Short exercise. Print the records below exactly as they appear.

Raw records
┌──

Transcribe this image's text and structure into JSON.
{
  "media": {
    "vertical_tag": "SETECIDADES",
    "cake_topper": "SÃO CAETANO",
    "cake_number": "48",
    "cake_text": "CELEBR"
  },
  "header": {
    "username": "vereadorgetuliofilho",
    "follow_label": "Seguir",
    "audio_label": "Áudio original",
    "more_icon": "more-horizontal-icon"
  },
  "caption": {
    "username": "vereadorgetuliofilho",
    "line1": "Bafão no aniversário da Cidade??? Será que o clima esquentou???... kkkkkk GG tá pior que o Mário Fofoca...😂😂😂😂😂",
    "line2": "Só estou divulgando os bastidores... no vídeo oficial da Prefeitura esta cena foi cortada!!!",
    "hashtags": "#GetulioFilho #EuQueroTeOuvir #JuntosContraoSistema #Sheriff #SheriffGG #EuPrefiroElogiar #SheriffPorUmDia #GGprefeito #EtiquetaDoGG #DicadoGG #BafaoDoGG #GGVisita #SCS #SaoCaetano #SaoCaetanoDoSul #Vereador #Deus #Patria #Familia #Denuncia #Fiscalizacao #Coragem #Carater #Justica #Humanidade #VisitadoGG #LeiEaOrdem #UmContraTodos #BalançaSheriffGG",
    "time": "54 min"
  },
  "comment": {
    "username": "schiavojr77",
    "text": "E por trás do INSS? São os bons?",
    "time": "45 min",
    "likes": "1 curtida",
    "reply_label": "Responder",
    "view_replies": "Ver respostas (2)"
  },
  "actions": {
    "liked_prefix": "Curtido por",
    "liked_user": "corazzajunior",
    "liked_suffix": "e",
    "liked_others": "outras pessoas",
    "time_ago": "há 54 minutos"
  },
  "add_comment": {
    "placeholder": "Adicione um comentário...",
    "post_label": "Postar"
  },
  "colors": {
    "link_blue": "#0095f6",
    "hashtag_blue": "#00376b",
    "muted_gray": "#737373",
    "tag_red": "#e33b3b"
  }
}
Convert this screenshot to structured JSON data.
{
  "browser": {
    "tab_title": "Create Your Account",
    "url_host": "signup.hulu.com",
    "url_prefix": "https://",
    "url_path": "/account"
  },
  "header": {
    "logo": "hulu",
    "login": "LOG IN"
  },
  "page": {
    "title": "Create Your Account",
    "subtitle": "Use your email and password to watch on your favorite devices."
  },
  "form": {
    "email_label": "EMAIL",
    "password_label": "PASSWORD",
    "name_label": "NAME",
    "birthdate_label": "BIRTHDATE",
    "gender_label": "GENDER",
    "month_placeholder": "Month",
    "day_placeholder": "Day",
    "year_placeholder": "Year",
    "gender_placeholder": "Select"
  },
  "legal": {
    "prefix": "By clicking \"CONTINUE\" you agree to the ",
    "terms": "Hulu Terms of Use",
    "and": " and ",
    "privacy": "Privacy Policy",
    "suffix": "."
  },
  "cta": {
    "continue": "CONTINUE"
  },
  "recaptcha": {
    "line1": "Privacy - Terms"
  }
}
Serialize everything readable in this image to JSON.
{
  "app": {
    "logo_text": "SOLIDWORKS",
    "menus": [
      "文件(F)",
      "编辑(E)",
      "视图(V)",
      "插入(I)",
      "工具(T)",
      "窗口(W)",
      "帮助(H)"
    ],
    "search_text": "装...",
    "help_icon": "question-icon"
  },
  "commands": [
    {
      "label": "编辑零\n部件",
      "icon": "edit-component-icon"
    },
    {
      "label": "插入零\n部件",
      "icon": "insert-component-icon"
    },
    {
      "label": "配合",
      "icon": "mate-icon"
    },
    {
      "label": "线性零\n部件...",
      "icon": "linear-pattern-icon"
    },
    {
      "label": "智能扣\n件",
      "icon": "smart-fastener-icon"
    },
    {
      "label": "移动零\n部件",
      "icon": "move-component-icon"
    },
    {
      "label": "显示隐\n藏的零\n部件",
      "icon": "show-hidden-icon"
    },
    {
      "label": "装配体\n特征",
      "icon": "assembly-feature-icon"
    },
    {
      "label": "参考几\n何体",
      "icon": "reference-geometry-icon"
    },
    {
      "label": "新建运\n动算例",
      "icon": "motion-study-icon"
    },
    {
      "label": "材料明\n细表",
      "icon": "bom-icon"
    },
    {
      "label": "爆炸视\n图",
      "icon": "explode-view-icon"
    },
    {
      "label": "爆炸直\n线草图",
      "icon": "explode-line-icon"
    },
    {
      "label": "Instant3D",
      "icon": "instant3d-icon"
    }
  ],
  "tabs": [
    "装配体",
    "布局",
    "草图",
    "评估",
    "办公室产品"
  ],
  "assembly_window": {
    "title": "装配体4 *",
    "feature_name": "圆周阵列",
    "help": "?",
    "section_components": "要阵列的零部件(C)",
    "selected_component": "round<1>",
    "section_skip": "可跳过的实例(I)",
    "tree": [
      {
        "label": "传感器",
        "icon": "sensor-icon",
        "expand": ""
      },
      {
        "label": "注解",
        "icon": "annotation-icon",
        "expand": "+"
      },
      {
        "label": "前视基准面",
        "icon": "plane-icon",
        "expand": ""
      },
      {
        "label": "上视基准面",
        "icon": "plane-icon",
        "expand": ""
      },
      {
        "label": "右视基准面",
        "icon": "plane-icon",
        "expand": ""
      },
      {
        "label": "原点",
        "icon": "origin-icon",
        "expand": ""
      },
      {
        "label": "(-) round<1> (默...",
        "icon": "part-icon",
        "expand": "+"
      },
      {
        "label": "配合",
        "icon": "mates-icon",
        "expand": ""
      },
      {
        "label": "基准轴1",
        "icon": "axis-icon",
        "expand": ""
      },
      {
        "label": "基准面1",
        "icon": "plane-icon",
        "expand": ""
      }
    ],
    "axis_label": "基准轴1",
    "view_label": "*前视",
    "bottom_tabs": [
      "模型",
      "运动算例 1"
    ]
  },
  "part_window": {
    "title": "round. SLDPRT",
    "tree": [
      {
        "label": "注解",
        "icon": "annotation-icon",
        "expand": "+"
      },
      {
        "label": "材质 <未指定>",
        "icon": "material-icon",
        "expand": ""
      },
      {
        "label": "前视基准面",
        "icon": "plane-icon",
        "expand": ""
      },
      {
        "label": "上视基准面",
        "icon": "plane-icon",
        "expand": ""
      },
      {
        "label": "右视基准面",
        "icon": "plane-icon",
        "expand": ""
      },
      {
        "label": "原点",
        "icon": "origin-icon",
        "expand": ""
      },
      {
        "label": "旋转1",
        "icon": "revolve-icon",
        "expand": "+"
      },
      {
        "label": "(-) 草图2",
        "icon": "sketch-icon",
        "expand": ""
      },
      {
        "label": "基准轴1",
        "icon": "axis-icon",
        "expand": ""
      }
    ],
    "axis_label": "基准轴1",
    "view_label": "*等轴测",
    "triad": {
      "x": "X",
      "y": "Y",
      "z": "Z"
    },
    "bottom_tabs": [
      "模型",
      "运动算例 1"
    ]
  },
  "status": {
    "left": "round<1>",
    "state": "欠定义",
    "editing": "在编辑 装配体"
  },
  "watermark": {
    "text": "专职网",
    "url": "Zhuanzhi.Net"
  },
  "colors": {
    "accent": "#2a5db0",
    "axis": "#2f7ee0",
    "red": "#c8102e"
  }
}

└──

Response to this task.
Transcribe this image's text and structure into JSON.
{
  "media": {
    "vertical_tag": "SETECIDADES",
    "cake_topper": "SÃO CAETANO",
    "cake_number": "48",
    "cake_text": "CELEBR"
  },
  "header": {
    "username": "vereadorgetuliofilho",
    "follow_label": "Seguir",
    "audio_label": "Áudio original",
    "more_icon": "more-horizontal-icon"
  },
  "caption": {
    "username": "vereadorgetuliofilho",
    "line1": "Bafão no aniversário da Cidade??? Será que o clima esquentou???... kkkkkk GG tá pior que o Mário Fofoca...😂😂😂😂😂",
    "line2": "Só estou divulgando os bastidores... no vídeo oficial da Prefeitura esta cena foi cortada!!!",
    "hashtags": "#GetulioFilho #EuQueroTeOuvir #JuntosContraoSistema #Sheriff #SheriffGG #EuPrefiroElogiar #SheriffPorUmDia #GGprefeito #EtiquetaDoGG #DicadoGG #BafaoDoGG #GGVisita #SCS #SaoCaetano #SaoCaetanoDoSul #Vereador #Deus #Patria #Familia #Denuncia #Fiscalizacao #Coragem #Carater #Justica #Humanidade #VisitadoGG #LeiEaOrdem #UmContraTodos #BalançaSheriffGG",
    "time": "54 min"
  },
  "comment": {
    "username": "schiavojr77",
    "text": "E por trás do INSS? São os bons?",
    "time": "45 min",
    "likes": "1 curtida",
    "reply_label": "Responder",
    "view_replies": "Ver respostas (2)"
  },
  "actions": {
    "liked_prefix": "Curtido por",
    "liked_user": "corazzajunior",
    "liked_suffix": "e",
    "liked_others": "outras pessoas",
    "time_ago": "há 54 minutos"
  },
  "add_comment": {
    "placeholder": "Adicione um comentário...",
    "post_label": "Postar"
  },
  "colors": {
    "link_blue": "#0095f6",
    "hashtag_blue": "#00376b",
    "muted_gray": "#737373",
    "tag_red": "#e33b3b"
  }
}
Convert this screenshot to structured JSON data.
{
  "browser": {
    "tab_title": "Create Your Account",
    "url_host": "signup.hulu.com",
    "url_prefix": "https://",
    "url_path": "/account"
  },
  "header": {
    "logo": "hulu",
    "login": "LOG IN"
  },
  "page": {
    "title": "Create Your Account",
    "subtitle": "Use your email and password to watch on your favorite devices."
  },
  "form": {
    "email_label": "EMAIL",
    "password_label": "PASSWORD",
    "name_label": "NAME",
    "birthdate_label": "BIRTHDATE",
    "gender_label": "GENDER",
    "month_placeholder": "Month",
    "day_placeholder": "Day",
    "year_placeholder": "Year",
    "gender_placeholder": "Select"
  },
  "legal": {
    "prefix": "By clicking \"CONTINUE\" you agree to the ",
    "terms": "Hulu Terms of Use",
    "and": " and ",
    "privacy": "Privacy Policy",
    "suffix": "."
  },
  "cta": {
    "continue": "CONTINUE"
  },
  "recaptcha": {
    "line1": "Privacy - Terms"
  }
}
Serialize everything readable in this image to JSON.
{
  "app": {
    "logo_text": "SOLIDWORKS",
    "menus": [
      "文件(F)",
      "编辑(E)",
      "视图(V)",
      "插入(I)",
      "工具(T)",
      "窗口(W)",
      "帮助(H)"
    ],
    "search_text": "装...",
    "help_icon": "question-icon"
  },
  "commands": [
    {
      "label": "编辑零\n部件",
      "icon": "edit-component-icon"
    },
    {
      "label": "插入零\n部件",
      "icon": "insert-component-icon"
    },
    {
      "label": "配合",
      "icon": "mate-icon"
    },
    {
      "label": "线性零\n部件...",
      "icon": "linear-pattern-icon"
    },
    {
      "label": "智能扣\n件",
      "icon": "smart-fastener-icon"
    },
    {
      "label": "移动零\n部件",
      "icon": "move-component-icon"
    },
    {
      "label": "显示隐\n藏的零\n部件",
      "icon": "show-hidden-icon"
    },
    {
      "label": "装配体\n特征",
      "icon": "assembly-feature-icon"
    },
    {
      "label": "参考几\n何体",
      "icon": "reference-geometry-icon"
    },
    {
      "label": "新建运\n动算例",
      "icon": "motion-study-icon"
    },
    {
      "label": "材料明\n细表",
      "icon": "bom-icon"
    },
    {
      "label": "爆炸视\n图",
      "icon": "explode-view-icon"
    },
    {
      "label": "爆炸直\n线草图",
      "icon": "explode-line-icon"
    },
    {
      "label": "Instant3D",
      "icon": "instant3d-icon"
    }
  ],
  "tabs": [
    "装配体",
    "布局",
    "草图",
    "评估",
    "办公室产品"
  ],
  "assembly_window": {
    "title": "装配体4 *",
    "feature_name": "圆周阵列",
    "help": "?",
    "section_components": "要阵列的零部件(C)",
    "selected_component": "round<1>",
    "section_skip": "可跳过的实例(I)",
    "tree": [
      {
        "label": "传感器",
        "icon": "sensor-icon",
        "expand": ""
      },
      {
        "label": "注解",
        "icon": "annotation-icon",
        "expand": "+"
      },
      {
        "label": "前视基准面",
        "icon": "plane-icon",
        "expand": ""
      },
      {
        "label": "上视基准面",
        "icon": "plane-icon",
        "expand": ""
      },
      {
        "label": "右视基准面",
        "icon": "plane-icon",
        "expand": ""
      },
      {
        "label": "原点",
        "icon": "origin-icon",
        "expand": ""
      },
      {
        "label": "(-) round<1> (默...",
        "icon": "part-icon",
        "expand": "+"
      },
      {
        "label": "配合",
        "icon": "mates-icon",
        "expand": ""
      },
      {
        "label": "基准轴1",
        "icon": "axis-icon",
        "expand": ""
      },
      {
        "label": "基准面1",
        "icon": "plane-icon",
        "expand": ""
      }
    ],
    "axis_label": "基准轴1",
    "view_label": "*前视",
    "bottom_tabs": [
      "模型",
      "运动算例 1"
    ]
  },
  "part_window": {
    "title": "round. SLDPRT",
    "tree": [
      {
        "label": "注解",
        "icon": "annotation-icon",
        "expand": "+"
      },
      {
        "label": "材质 <未指定>",
        "icon": "material-icon",
        "expand": ""
      },
      {
        "label": "前视基准面",
        "icon": "plane-icon",
        "expand": ""
      },
      {
        "label": "上视基准面",
        "icon": "plane-icon",
        "expand": ""
      },
      {
        "label": "右视基准面",
        "icon": "plane-icon",
        "expand": ""
      },
      {
        "label": "原点",
        "icon": "origin-icon",
        "expand": ""
      },
      {
        "label": "旋转1",
        "icon": "revolve-icon",
        "expand": "+"
      },
      {
        "label": "(-) 草图2",
        "icon": "sketch-icon",
        "expand": ""
      },
      {
        "label": "基准轴1",
        "icon": "axis-icon",
        "expand": ""
      }
    ],
    "axis_label": "基准轴1",
    "view_label": "*等轴测",
    "triad": {
      "x": "X",
      "y": "Y",
      "z": "Z"
    },
    "bottom_tabs": [
      "模型",
      "运动算例 1"
    ]
  },
  "status": {
    "left": "round<1>",
    "state": "欠定义",
    "editing": "在编辑 装配体"
  },
  "watermark": {
    "text": "专职网",
    "url": "Zhuanzhi.Net"
  },
  "colors": {
    "accent": "#2a5db0",
    "axis": "#2f7ee0",
    "red": "#c8102e"
  }
}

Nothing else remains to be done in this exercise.